* _Requirement_:
Write the material out again in full, word for word. Do not include the pictures.

* _Records to use_:
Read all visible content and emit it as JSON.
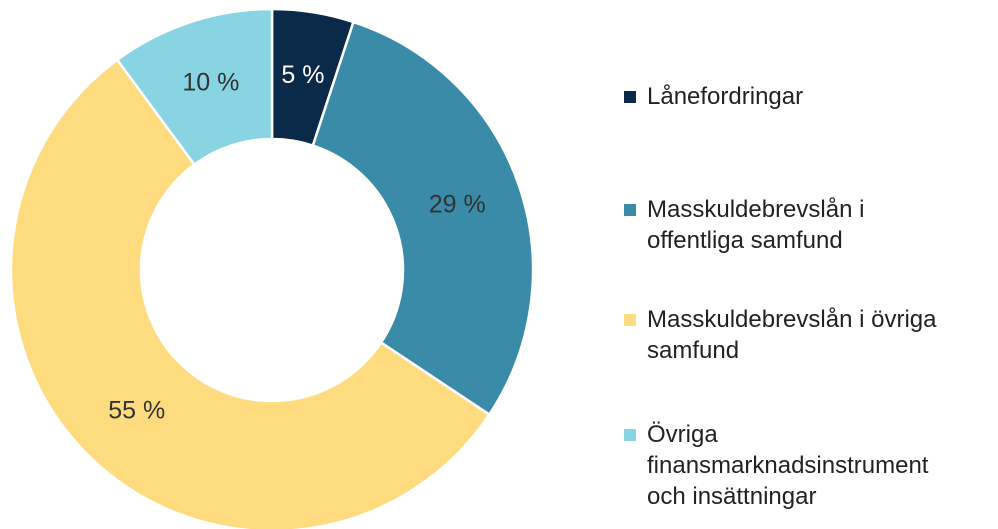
{
  "chart_data": {
    "type": "donut",
    "categories": [
      "Lånefordringar",
      "Masskuldebrevslån i offentliga samfund",
      "Masskuldebrevslån i övriga samfund",
      "Övriga finansmarknadsinstrument och insättningar"
    ],
    "values": [
      5,
      29,
      55,
      10
    ],
    "value_labels": [
      "5 %",
      "29 %",
      "55 %",
      "10 %"
    ],
    "colors": [
      "#0b2a4a",
      "#3a8ba8",
      "#fddb7e",
      "#88d4e2"
    ],
    "legend": "right"
  }
}
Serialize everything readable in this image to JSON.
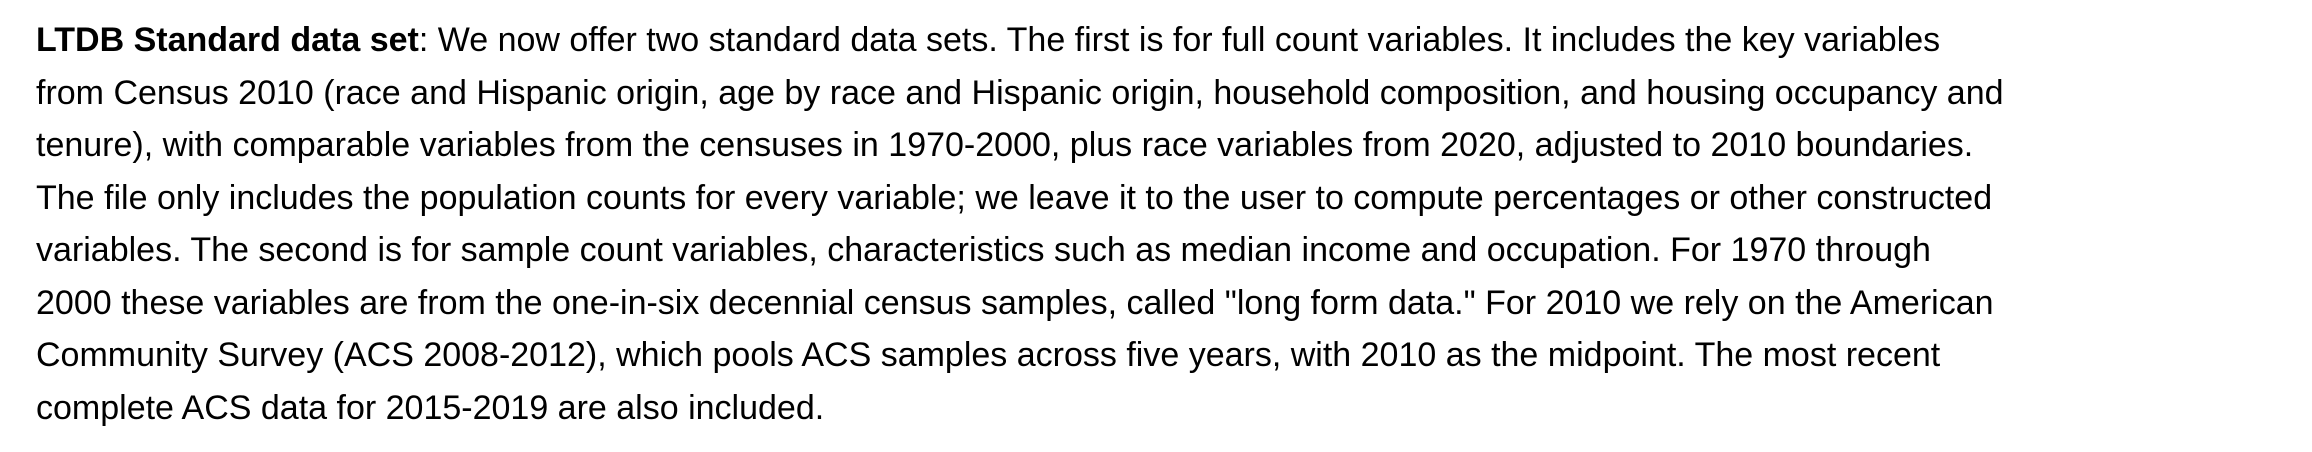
{
  "document": {
    "heading": "LTDB Standard data set",
    "lines": [
      ": We now offer two standard data sets. The first is for full count variables. It includes the key variables",
      "from Census 2010 (race and Hispanic origin, age by race and Hispanic origin, household composition, and housing occupancy and",
      "tenure), with comparable variables from the censuses in 1970-2000, plus race variables from 2020, adjusted to 2010 boundaries.",
      "The file only includes the population counts for every variable; we leave it to the user to compute percentages or other constructed",
      "variables. The second is for sample count variables, characteristics such as median income and occupation. For 1970 through",
      "2000 these variables are from the one-in-six decennial census samples, called \"long form data.\" For 2010 we rely on the American",
      "Community Survey (ACS 2008-2012), which pools ACS samples across five years, with 2010 as the midpoint. The most recent",
      "complete ACS data for 2015-2019 are also included."
    ]
  }
}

* _Response_:
Read all visible content and emit it as JSON.
{
  "chart_data": {
    "type": "donut",
    "categories": [
      "Lånefordringar",
      "Masskuldebrevslån i offentliga samfund",
      "Masskuldebrevslån i övriga samfund",
      "Övriga finansmarknadsinstrument och insättningar"
    ],
    "values": [
      5,
      29,
      55,
      10
    ],
    "value_labels": [
      "5 %",
      "29 %",
      "55 %",
      "10 %"
    ],
    "colors": [
      "#0b2a4a",
      "#3a8ba8",
      "#fddb7e",
      "#88d4e2"
    ],
    "legend": "right"
  }
}
Serialize everything readable in this image to JSON.
{
  "document": {
    "heading": "LTDB Standard data set",
    "lines": [
      ": We now offer two standard data sets. The first is for full count variables. It includes the key variables",
      "from Census 2010 (race and Hispanic origin, age by race and Hispanic origin, household composition, and housing occupancy and",
      "tenure), with comparable variables from the censuses in 1970-2000, plus race variables from 2020, adjusted to 2010 boundaries.",
      "The file only includes the population counts for every variable; we leave it to the user to compute percentages or other constructed",
      "variables. The second is for sample count variables, characteristics such as median income and occupation. For 1970 through",
      "2000 these variables are from the one-in-six decennial census samples, called \"long form data.\" For 2010 we rely on the American",
      "Community Survey (ACS 2008-2012), which pools ACS samples across five years, with 2010 as the midpoint. The most recent",
      "complete ACS data for 2015-2019 are also included."
    ]
  }
}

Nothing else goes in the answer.